(MATERIAL PROVIDED)
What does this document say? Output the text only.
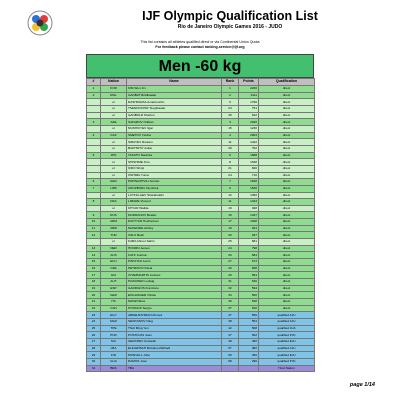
IJF Olympic Qualification List
Rio de Janeiro Olympic Games 2016 - JUDO
This list contains all athletes qualified direct or via Continental Union Quota
For feedback please contact ranking.service@ijf.org
Men -60 kg
#	Nation	Name	Rank	Points	Qualification
1	KOR	KIM Won Jin	1	2230	direct
2	MGL	GANBAT Boldbaatar	2	2111	direct
	or	DASHDAVAA Amartuvshin	5	1796	direct
	or	TSENDOCHIR Tsogtbaatar	23	751	direct
	or	GANBOLD Kherlen	30	622	direct
3	AZE	SAFAROV Orkhan	3	2040	direct
	or	MUSHKIYEV Ilgar	15	1230	direct
4	KAZ	SMETOV Yeldos	4	2003	direct
	or	SIRAYEV Rustam	11	1422	direct
	or	BAKHSHIY Askar	28	702	direct
5	JPN	TAKATO Naohisa	6	1688	direct
	or	SHISHIME Toru	8	1548	direct
	or	KIDO Shinji	21	840	direct
	or	OSHIMA Yuma	24	716	direct
6	GEO	PAPINASHVILI Amiran	7	1648	direct
7	UZB	UROZBOEV Diyorbek	9	1530	direct
	or	LUTFILLAEV Sharafuddin	12	1350	direct
8	FRA	LIMARE Vincent	11	1443	direct
	or	KHYAR Walide	19	928	direct
9	RUS	MUDRANOV Beslan	16	1347	direct
10	ARM	DAVTYAN Hovhannes	17	1028	direct
11	GBR	McKENZIE Ashley	19	944	direct
12	TUR	OZLU Bekir	20	937	direct
	or	KABA Ahmet Sahin	25	681	direct
13	NED	HOORN Jeroen	24	798	direct
14	AUS	KATZ Joshua	26	684	direct
15	ECU	PINCHAO Lenin	27	673	direct
16	CZE	PETRIKOV Pavel	29	658	direct
17	GUI	CHAMMARTIN Ludovic	29	654	direct
18	AUT	PAISCHER Ludwig	31	630	direct
19	ESP	GARRIGOS Francisco	32	594	direct
20	GER	ENGLMAIER Tobias	33	560	direct
21	ITA	MANZI Elios	36	528	direct
22	CAN	POSSICK Sergio	37	520	direct
23	EGY	ABDELRAHMAN Ahmed	37	556	qualified AJU
24	MGZ	SEISTANOV Oleg	38	554	qualified AJU
25	TPE	TSAI Ming Yen	42	508	qualified JUA
26	PUR	POSTIGOS Juan	47	502	qualified PJC
27	SUI	GERCHEV Kostadin	48	490	qualified EJU
28	LBA	ELKAWISAH Mohamed Elhadi	57	382	qualified AJU
29	FIN	MONVALL Juho	59	350	qualified EJU
30	GUA	RAMOS Jose	68	296	qualified PJC
31	BRA	TBA			Host Nation
page 1/14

(PROBLEM REQUIREMENTS) Write out all the entries again, word for word, and print no images.

(ANSWER IN FULL)
What does this document say? Output the text only.
IJF Olympic Qualification List
Rio de Janeiro Olympic Games 2016 - JUDO
This list contains all athletes qualified direct or via Continental Union Quota
For feedback please contact ranking.service@ijf.org
Men -60 kg
#	Nation	Name	Rank	Points	Qualification
1	KOR	KIM Won Jin	1	2230	direct
2	MGL	GANBAT Boldbaatar	2	2111	direct
	or	DASHDAVAA Amartuvshin	5	1796	direct
	or	TSENDOCHIR Tsogtbaatar	23	751	direct
	or	GANBOLD Kherlen	30	622	direct
3	AZE	SAFAROV Orkhan	3	2040	direct
	or	MUSHKIYEV Ilgar	15	1230	direct
4	KAZ	SMETOV Yeldos	4	2003	direct
	or	SIRAYEV Rustam	11	1422	direct
	or	BAKHSHIY Askar	28	702	direct
5	JPN	TAKATO Naohisa	6	1688	direct
	or	SHISHIME Toru	8	1548	direct
	or	KIDO Shinji	21	840	direct
	or	OSHIMA Yuma	24	716	direct
6	GEO	PAPINASHVILI Amiran	7	1648	direct
7	UZB	UROZBOEV Diyorbek	9	1530	direct
	or	LUTFILLAEV Sharafuddin	12	1350	direct
8	FRA	LIMARE Vincent	11	1443	direct
	or	KHYAR Walide	19	928	direct
9	RUS	MUDRANOV Beslan	16	1347	direct
10	ARM	DAVTYAN Hovhannes	17	1028	direct
11	GBR	McKENZIE Ashley	19	944	direct
12	TUR	OZLU Bekir	20	937	direct
	or	KABA Ahmet Sahin	25	681	direct
13	NED	HOORN Jeroen	24	798	direct
14	AUS	KATZ Joshua	26	684	direct
15	ECU	PINCHAO Lenin	27	673	direct
16	CZE	PETRIKOV Pavel	29	658	direct
17	GUI	CHAMMARTIN Ludovic	29	654	direct
18	AUT	PAISCHER Ludwig	31	630	direct
19	ESP	GARRIGOS Francisco	32	594	direct
20	GER	ENGLMAIER Tobias	33	560	direct
21	ITA	MANZI Elios	36	528	direct
22	CAN	POSSICK Sergio	37	520	direct
23	EGY	ABDELRAHMAN Ahmed	37	556	qualified AJU
24	MGZ	SEISTANOV Oleg	38	554	qualified AJU
25	TPE	TSAI Ming Yen	42	508	qualified JUA
26	PUR	POSTIGOS Juan	47	502	qualified PJC
27	SUI	GERCHEV Kostadin	48	490	qualified EJU
28	LBA	ELKAWISAH Mohamed Elhadi	57	382	qualified AJU
29	FIN	MONVALL Juho	59	350	qualified EJU
30	GUA	RAMOS Jose	68	296	qualified PJC
31	BRA	TBA			Host Nation
page 1/14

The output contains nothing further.